> _Working data_

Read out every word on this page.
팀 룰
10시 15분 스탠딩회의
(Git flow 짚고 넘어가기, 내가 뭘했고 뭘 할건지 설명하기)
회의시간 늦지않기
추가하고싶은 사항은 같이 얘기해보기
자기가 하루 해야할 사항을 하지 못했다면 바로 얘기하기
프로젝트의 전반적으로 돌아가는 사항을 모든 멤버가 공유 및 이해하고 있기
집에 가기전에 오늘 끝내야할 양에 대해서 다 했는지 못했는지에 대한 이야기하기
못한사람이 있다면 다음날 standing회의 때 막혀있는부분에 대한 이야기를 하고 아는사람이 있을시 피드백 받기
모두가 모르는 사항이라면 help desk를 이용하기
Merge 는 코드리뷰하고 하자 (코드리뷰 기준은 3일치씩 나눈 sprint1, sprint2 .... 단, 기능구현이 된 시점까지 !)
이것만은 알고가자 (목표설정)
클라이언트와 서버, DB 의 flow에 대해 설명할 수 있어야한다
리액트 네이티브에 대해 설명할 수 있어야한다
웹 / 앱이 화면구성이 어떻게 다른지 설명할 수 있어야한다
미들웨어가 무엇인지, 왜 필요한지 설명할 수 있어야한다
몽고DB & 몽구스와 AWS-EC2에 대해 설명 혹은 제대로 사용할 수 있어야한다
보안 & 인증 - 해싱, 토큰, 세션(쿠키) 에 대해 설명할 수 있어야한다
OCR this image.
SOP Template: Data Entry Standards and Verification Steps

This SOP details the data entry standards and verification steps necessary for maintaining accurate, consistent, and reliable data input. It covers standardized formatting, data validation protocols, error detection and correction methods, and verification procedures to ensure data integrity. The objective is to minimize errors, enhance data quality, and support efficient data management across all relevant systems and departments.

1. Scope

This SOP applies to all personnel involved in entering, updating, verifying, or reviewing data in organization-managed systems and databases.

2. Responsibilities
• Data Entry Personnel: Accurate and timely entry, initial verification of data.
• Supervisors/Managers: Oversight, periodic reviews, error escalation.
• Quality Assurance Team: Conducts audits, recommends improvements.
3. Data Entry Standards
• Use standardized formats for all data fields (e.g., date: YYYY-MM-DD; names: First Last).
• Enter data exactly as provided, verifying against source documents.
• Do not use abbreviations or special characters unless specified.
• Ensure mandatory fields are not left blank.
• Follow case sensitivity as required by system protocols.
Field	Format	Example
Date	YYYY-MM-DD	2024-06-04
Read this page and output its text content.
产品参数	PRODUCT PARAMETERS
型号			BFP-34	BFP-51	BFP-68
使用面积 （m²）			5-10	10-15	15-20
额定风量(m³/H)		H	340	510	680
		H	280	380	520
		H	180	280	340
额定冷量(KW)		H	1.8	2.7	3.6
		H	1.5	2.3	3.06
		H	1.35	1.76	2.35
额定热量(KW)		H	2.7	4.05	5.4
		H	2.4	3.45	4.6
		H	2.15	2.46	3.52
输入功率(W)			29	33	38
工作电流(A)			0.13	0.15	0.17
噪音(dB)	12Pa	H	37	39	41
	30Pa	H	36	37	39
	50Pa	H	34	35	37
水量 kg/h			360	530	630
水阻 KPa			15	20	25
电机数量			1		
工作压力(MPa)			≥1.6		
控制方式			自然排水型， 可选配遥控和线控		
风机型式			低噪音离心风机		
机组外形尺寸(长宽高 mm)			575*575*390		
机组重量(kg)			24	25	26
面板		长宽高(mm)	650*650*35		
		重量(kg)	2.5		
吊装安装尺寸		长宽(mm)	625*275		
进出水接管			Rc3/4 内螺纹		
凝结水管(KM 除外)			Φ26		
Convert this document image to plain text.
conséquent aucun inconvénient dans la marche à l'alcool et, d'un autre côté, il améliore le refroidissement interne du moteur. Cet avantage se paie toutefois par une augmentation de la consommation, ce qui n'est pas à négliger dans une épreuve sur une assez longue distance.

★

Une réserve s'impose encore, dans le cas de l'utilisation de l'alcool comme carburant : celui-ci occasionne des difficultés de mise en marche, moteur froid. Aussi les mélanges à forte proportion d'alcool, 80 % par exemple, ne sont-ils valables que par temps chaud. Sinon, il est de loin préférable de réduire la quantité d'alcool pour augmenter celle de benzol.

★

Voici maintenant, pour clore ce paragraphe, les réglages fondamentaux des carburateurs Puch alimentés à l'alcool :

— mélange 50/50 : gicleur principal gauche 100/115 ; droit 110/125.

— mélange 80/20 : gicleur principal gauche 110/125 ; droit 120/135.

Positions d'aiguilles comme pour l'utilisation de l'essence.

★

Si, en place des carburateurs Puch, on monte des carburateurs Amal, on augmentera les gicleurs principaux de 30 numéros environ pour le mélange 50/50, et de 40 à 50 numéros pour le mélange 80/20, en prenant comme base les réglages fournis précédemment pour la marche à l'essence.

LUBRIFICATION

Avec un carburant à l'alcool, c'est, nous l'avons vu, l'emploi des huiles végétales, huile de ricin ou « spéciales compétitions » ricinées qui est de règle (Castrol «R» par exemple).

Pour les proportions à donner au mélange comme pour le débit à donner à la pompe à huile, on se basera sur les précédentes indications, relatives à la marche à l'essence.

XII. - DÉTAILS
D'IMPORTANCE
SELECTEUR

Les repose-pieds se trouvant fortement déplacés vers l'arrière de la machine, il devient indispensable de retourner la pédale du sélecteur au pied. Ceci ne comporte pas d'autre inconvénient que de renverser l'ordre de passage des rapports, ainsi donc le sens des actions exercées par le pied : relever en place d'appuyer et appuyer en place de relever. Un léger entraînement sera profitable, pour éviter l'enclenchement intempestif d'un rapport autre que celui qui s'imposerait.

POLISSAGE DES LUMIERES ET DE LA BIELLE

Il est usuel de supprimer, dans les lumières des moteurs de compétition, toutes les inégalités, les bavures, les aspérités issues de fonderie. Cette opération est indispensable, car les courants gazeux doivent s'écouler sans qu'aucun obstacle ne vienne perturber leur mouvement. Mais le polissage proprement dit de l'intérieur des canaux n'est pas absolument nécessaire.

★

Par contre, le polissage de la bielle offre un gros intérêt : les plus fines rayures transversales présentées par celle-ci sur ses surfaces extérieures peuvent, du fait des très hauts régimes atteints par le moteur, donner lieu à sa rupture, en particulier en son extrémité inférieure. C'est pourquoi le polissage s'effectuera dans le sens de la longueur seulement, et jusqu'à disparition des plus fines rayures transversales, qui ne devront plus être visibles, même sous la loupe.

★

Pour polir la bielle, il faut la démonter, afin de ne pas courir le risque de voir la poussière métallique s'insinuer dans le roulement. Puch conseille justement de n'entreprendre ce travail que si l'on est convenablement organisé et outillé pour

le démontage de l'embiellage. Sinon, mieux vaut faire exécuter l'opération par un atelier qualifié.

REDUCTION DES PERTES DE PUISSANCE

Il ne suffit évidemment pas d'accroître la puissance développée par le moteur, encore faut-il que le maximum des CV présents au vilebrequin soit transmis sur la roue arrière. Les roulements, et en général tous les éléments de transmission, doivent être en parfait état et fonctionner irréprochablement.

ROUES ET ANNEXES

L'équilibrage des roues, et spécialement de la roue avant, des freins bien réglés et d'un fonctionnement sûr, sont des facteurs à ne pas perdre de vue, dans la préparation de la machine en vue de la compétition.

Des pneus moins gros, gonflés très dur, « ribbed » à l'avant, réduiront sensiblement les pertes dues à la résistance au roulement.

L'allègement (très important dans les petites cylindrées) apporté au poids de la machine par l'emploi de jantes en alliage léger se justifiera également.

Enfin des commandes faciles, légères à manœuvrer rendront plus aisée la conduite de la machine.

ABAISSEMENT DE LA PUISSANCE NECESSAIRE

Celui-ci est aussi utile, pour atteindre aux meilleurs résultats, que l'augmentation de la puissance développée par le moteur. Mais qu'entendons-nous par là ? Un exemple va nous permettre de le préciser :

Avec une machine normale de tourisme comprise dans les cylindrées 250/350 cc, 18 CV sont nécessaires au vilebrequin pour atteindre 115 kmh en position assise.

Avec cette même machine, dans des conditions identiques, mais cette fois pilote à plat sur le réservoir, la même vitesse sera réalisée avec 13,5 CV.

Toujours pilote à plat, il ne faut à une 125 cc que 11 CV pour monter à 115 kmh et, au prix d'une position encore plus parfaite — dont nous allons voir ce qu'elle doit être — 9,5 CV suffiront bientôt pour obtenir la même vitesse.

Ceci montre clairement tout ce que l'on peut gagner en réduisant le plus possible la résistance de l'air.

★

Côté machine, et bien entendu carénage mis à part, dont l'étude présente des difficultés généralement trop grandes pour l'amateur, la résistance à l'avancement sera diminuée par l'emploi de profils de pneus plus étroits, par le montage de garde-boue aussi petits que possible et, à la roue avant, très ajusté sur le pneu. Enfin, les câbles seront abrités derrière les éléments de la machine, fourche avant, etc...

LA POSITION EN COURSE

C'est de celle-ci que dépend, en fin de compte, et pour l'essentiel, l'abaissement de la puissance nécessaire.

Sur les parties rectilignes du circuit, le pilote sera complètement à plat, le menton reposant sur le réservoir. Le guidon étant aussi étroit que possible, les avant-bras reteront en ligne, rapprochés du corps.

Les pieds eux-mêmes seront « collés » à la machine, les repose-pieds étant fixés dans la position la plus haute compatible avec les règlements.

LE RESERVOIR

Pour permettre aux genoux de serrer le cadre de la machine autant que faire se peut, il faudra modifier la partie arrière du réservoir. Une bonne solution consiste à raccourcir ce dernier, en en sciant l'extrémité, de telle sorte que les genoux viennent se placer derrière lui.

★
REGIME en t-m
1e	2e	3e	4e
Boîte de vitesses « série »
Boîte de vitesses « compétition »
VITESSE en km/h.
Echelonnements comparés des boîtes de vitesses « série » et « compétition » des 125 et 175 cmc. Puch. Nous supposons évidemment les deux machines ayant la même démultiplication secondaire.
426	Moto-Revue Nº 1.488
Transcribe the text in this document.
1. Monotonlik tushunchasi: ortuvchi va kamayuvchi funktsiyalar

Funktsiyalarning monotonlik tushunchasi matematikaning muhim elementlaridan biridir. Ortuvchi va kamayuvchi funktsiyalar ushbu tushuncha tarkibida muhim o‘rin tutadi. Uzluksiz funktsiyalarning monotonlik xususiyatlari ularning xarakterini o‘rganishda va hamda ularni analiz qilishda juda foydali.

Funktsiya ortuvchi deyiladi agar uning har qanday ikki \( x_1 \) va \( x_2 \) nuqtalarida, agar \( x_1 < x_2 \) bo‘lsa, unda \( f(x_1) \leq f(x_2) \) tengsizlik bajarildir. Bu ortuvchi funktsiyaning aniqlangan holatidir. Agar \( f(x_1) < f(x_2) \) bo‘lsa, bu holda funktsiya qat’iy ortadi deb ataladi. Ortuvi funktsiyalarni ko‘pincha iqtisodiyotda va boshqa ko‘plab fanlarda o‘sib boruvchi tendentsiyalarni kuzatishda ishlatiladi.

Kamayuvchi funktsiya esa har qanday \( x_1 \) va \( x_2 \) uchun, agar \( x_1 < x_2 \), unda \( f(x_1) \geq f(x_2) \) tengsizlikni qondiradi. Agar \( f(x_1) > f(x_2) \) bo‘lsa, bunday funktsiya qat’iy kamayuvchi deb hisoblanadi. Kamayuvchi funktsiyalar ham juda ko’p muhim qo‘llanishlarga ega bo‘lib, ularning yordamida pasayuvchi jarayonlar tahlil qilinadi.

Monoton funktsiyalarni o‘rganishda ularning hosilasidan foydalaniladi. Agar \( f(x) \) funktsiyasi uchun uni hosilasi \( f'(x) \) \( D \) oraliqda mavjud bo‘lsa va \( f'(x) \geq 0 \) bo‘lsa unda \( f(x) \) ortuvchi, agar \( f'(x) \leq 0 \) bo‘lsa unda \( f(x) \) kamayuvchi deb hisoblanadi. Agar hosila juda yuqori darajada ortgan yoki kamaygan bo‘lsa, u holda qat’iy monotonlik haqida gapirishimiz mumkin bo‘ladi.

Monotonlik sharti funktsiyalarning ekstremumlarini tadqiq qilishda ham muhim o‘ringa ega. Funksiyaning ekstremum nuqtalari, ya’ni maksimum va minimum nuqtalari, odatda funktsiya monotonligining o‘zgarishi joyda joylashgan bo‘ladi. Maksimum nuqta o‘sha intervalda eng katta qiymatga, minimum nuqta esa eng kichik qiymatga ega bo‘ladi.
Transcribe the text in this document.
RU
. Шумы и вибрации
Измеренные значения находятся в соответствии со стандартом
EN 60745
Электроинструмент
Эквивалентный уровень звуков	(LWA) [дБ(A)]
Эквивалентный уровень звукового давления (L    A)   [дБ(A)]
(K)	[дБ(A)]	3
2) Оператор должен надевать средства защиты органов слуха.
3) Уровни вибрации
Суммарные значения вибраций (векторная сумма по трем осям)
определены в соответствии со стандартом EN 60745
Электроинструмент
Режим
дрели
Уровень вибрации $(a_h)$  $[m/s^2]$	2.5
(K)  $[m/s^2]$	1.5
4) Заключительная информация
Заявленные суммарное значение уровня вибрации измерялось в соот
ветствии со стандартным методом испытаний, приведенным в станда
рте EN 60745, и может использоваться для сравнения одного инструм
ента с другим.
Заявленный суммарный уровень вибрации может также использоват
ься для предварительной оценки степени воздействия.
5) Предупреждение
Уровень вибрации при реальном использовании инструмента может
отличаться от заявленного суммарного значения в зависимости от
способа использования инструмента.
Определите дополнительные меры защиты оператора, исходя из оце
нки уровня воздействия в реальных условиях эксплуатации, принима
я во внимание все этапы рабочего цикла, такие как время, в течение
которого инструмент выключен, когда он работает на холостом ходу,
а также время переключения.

> _Aim of the exercise_
Using the entries above, state how many lines include the word "exemple", with no other words.

> _Finished task_
3